## Aim of the task
Write out every entry exactly as it appears.

## Listing
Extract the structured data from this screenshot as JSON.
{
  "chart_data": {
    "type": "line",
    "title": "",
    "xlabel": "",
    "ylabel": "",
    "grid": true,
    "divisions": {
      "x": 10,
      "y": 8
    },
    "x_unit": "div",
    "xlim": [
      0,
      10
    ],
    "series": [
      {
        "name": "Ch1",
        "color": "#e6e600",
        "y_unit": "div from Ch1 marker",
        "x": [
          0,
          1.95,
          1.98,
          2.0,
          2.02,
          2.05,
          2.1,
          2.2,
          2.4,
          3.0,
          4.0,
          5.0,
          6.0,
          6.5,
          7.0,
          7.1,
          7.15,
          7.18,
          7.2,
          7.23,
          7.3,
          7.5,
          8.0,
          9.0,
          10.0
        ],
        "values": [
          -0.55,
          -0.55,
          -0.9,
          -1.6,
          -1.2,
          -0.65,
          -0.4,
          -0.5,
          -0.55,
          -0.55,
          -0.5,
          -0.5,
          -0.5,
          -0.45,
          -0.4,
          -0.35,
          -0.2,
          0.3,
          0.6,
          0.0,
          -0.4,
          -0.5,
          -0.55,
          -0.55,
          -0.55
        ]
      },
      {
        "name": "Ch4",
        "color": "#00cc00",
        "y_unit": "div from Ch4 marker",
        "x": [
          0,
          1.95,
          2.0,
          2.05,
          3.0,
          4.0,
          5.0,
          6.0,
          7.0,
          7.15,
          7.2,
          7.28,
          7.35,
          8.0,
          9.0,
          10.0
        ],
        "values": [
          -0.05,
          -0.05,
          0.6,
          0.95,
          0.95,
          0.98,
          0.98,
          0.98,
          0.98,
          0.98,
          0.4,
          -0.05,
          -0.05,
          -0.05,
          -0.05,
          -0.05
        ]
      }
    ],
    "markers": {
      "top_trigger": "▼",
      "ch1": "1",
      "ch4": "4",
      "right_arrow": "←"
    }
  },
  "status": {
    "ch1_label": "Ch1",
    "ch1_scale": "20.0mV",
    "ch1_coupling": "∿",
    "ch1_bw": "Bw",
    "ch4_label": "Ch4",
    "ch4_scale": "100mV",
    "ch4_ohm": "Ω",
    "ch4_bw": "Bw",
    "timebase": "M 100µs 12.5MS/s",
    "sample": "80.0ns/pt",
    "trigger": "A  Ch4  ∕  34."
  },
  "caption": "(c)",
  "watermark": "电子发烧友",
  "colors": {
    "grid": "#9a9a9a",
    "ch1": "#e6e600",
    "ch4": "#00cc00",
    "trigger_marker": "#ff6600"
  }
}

## Result of this exercise
Extract the structured data from this screenshot as JSON.
{
  "chart_data": {
    "type": "line",
    "title": "",
    "xlabel": "",
    "ylabel": "",
    "grid": true,
    "divisions": {
      "x": 10,
      "y": 8
    },
    "x_unit": "div",
    "xlim": [
      0,
      10
    ],
    "series": [
      {
        "name": "Ch1",
        "color": "#e6e600",
        "y_unit": "div from Ch1 marker",
        "x": [
          0,
          1.95,
          1.98,
          2.0,
          2.02,
          2.05,
          2.1,
          2.2,
          2.4,
          3.0,
          4.0,
          5.0,
          6.0,
          6.5,
          7.0,
          7.1,
          7.15,
          7.18,
          7.2,
          7.23,
          7.3,
          7.5,
          8.0,
          9.0,
          10.0
        ],
        "values": [
          -0.55,
          -0.55,
          -0.9,
          -1.6,
          -1.2,
          -0.65,
          -0.4,
          -0.5,
          -0.55,
          -0.55,
          -0.5,
          -0.5,
          -0.5,
          -0.45,
          -0.4,
          -0.35,
          -0.2,
          0.3,
          0.6,
          0.0,
          -0.4,
          -0.5,
          -0.55,
          -0.55,
          -0.55
        ]
      },
      {
        "name": "Ch4",
        "color": "#00cc00",
        "y_unit": "div from Ch4 marker",
        "x": [
          0,
          1.95,
          2.0,
          2.05,
          3.0,
          4.0,
          5.0,
          6.0,
          7.0,
          7.15,
          7.2,
          7.28,
          7.35,
          8.0,
          9.0,
          10.0
        ],
        "values": [
          -0.05,
          -0.05,
          0.6,
          0.95,
          0.95,
          0.98,
          0.98,
          0.98,
          0.98,
          0.98,
          0.4,
          -0.05,
          -0.05,
          -0.05,
          -0.05,
          -0.05
        ]
      }
    ],
    "markers": {
      "top_trigger": "▼",
      "ch1": "1",
      "ch4": "4",
      "right_arrow": "←"
    }
  },
  "status": {
    "ch1_label": "Ch1",
    "ch1_scale": "20.0mV",
    "ch1_coupling": "∿",
    "ch1_bw": "Bw",
    "ch4_label": "Ch4",
    "ch4_scale": "100mV",
    "ch4_ohm": "Ω",
    "ch4_bw": "Bw",
    "timebase": "M 100µs 12.5MS/s",
    "sample": "80.0ns/pt",
    "trigger": "A  Ch4  ∕  34."
  },
  "caption": "(c)",
  "watermark": "电子发烧友",
  "colors": {
    "grid": "#9a9a9a",
    "ch1": "#e6e600",
    "ch4": "#00cc00",
    "trigger_marker": "#ff6600"
  }
}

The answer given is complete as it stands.